Chart and figure data
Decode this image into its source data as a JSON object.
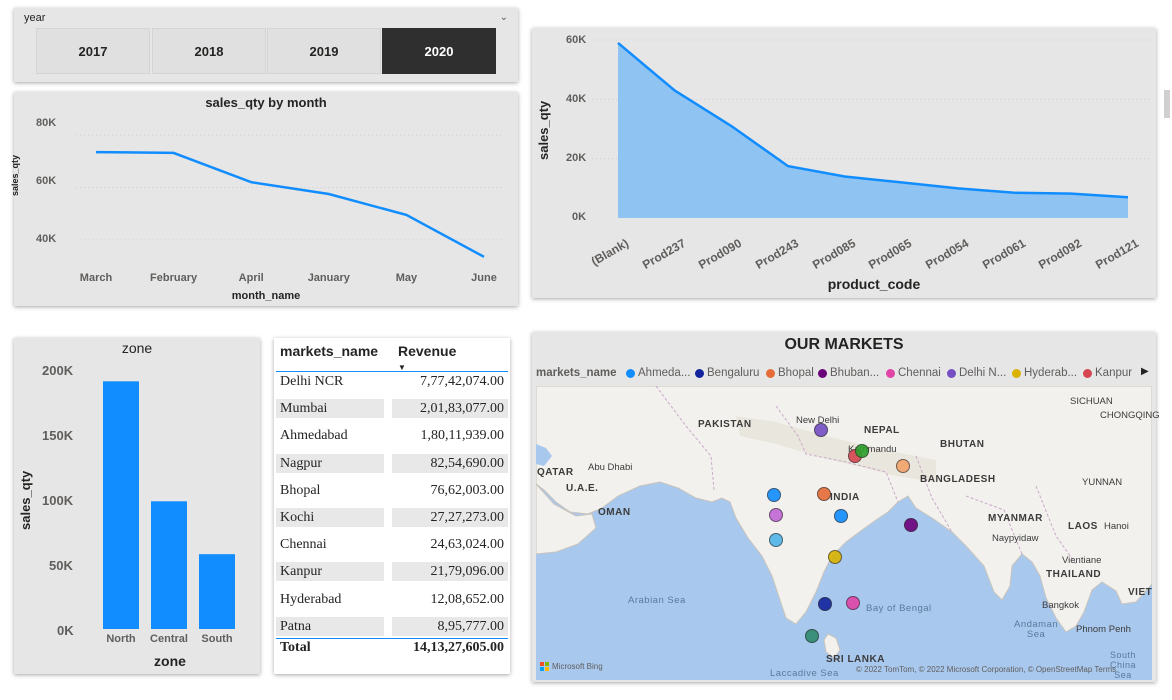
{
  "slicer": {
    "title": "year",
    "years": [
      "2017",
      "2018",
      "2019",
      "2020"
    ],
    "selected": "2020"
  },
  "month_chart": {
    "chart_data": {
      "type": "line",
      "title": "sales_qty by month",
      "xlabel": "month_name",
      "ylabel": "sales_qty",
      "categories": [
        "March",
        "February",
        "April",
        "January",
        "May",
        "June"
      ],
      "values": [
        73500,
        73200,
        62000,
        57500,
        49500,
        33500
      ],
      "ylim": [
        30000,
        85000
      ],
      "yticks": [
        "80K",
        "60K",
        "40K"
      ],
      "line_color": "#118dff"
    }
  },
  "product_chart": {
    "chart_data": {
      "type": "area",
      "xlabel": "product_code",
      "ylabel": "sales_qty",
      "categories": [
        "(Blank)",
        "Prod237",
        "Prod090",
        "Prod243",
        "Prod085",
        "Prod065",
        "Prod054",
        "Prod061",
        "Prod092",
        "Prod121"
      ],
      "values": [
        59000,
        43000,
        31000,
        17500,
        14000,
        12000,
        10000,
        8500,
        8200,
        7000
      ],
      "ylim": [
        0,
        60000
      ],
      "yticks": [
        "60K",
        "40K",
        "20K",
        "0K"
      ],
      "line_color": "#118dff",
      "fill_color": "#8ec3f2"
    }
  },
  "zone_chart": {
    "chart_data": {
      "type": "bar",
      "title": "zone",
      "xlabel": "zone",
      "ylabel": "sales_qty",
      "categories": [
        "North",
        "Central",
        "South"
      ],
      "values": [
        192000,
        99000,
        58000
      ],
      "ylim": [
        0,
        200000
      ],
      "yticks": [
        "200K",
        "150K",
        "100K",
        "50K",
        "0K"
      ],
      "bar_color": "#118dff"
    }
  },
  "table": {
    "col_market": "markets_name",
    "col_revenue": "Revenue",
    "rows": [
      {
        "market": "Delhi NCR",
        "revenue": "7,77,42,074.00"
      },
      {
        "market": "Mumbai",
        "revenue": "2,01,83,077.00"
      },
      {
        "market": "Ahmedabad",
        "revenue": "1,80,11,939.00"
      },
      {
        "market": "Nagpur",
        "revenue": "82,54,690.00"
      },
      {
        "market": "Bhopal",
        "revenue": "76,62,003.00"
      },
      {
        "market": "Kochi",
        "revenue": "27,27,273.00"
      },
      {
        "market": "Chennai",
        "revenue": "24,63,024.00"
      },
      {
        "market": "Kanpur",
        "revenue": "21,79,096.00"
      },
      {
        "market": "Hyderabad",
        "revenue": "12,08,652.00"
      },
      {
        "market": "Patna",
        "revenue": "8,95,777.00"
      }
    ],
    "total_label": "Total",
    "total_value": "14,13,27,605.00"
  },
  "map": {
    "title": "OUR MARKETS",
    "legend_title": "markets_name",
    "legend": [
      {
        "label": "Ahmeda...",
        "color": "#118dff"
      },
      {
        "label": "Bengaluru",
        "color": "#12239e"
      },
      {
        "label": "Bhopal",
        "color": "#e66c37"
      },
      {
        "label": "Bhuban...",
        "color": "#6b007b"
      },
      {
        "label": "Chennai",
        "color": "#e044a7"
      },
      {
        "label": "Delhi N...",
        "color": "#744ec2"
      },
      {
        "label": "Hyderab...",
        "color": "#d9b300"
      },
      {
        "label": "Kanpur",
        "color": "#d64550"
      }
    ],
    "labels": {
      "sichuan": "SICHUAN",
      "chongqing": "CHONGQING",
      "pakistan": "PAKISTAN",
      "new_delhi": "New Delhi",
      "nepal": "NEPAL",
      "kathmandu": "Kathmandu",
      "bhutan": "BHUTAN",
      "qatar": "QATAR",
      "abu_dhabi": "Abu Dhabi",
      "uae": "U.A.E.",
      "bangladesh": "BANGLADESH",
      "yunnan": "YUNNAN",
      "india": "INDIA",
      "oman": "OMAN",
      "myanmar": "MYANMAR",
      "laos": "LAOS",
      "hanoi": "Hanoi",
      "naypyidaw": "Naypyidaw",
      "vientiane": "Vientiane",
      "thailand": "THAILAND",
      "viet": "VIET",
      "arabian_sea": "Arabian Sea",
      "bay_of_bengal": "Bay of Bengal",
      "bangkok": "Bangkok",
      "andaman_sea": "Andaman\nSea",
      "phnom_penh": "Phnom Penh",
      "sri_lanka": "SRI LANKA",
      "laccadive_sea": "Laccadive Sea",
      "south_china_sea": "South\nChina\nSea"
    },
    "attribution": "© 2022 TomTom, © 2022 Microsoft Corporation, © OpenStreetMap  Terms",
    "bing": "Microsoft Bing",
    "bubble_colors": [
      "#744ec2",
      "#d64550",
      "#2ca02c",
      "#f2a36b",
      "#118dff",
      "#e66c37",
      "#c267d6",
      "#118dff",
      "#6b007b",
      "#4fb3e8",
      "#d9b300",
      "#12239e",
      "#e044a7",
      "#2e8b6e"
    ]
  }
}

**Exercise instructions**
Identify the lines in the entries above that contain "Delhi", then copy them out.

**Completed task**
        "market": "Delhi NCR",
        "label": "Delhi N...",
      "new_delhi": "New Delhi",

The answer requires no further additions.